*DATASET RECORDS:*
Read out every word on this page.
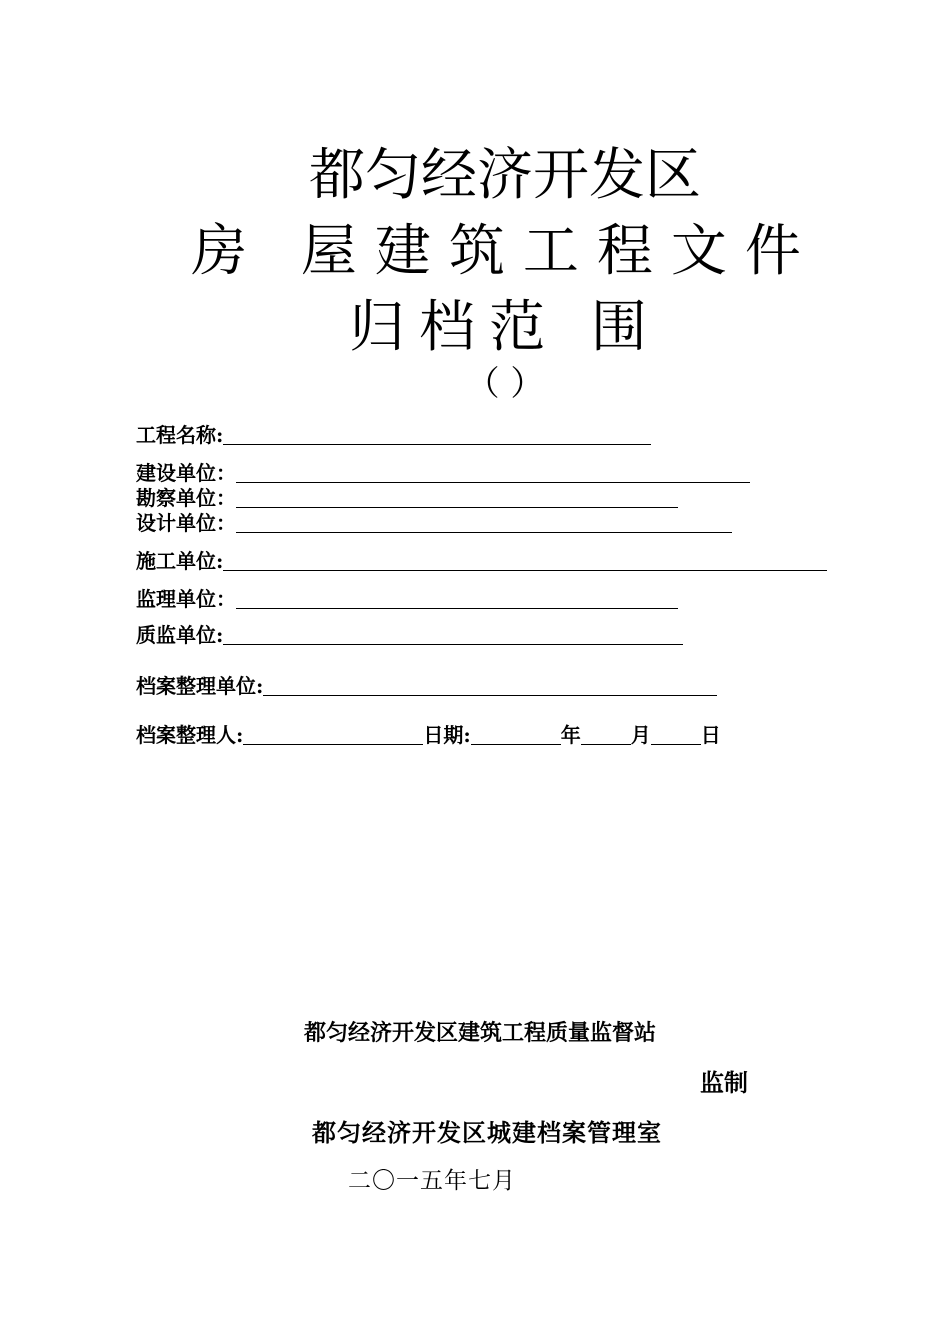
都匀经济开发区
房 屋建筑工程文件
归档范 围
（ ）
工程名称:
建设单位：
勘察单位：
设计单位：
施工单位:
监理单位：
质监单位:
档案整理单位:
档案整理人:	日期:	年	月	日
都匀经济开发区建筑工程质量监督站
监制
都匀经济开发区城建档案管理室
二〇一五年七月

*WORK TO COMPLETE:*
Copy the listing in full and without alteration, omitting every picture.

*FINISHED TASK:*
Read out every word on this page.
都匀经济开发区
房 屋建筑工程文件
归档范 围
（ ）
工程名称:
建设单位：
勘察单位：
设计单位：
施工单位:
监理单位：
质监单位:
档案整理单位:
档案整理人:	日期:	年	月	日
都匀经济开发区建筑工程质量监督站
监制
都匀经济开发区城建档案管理室
二〇一五年七月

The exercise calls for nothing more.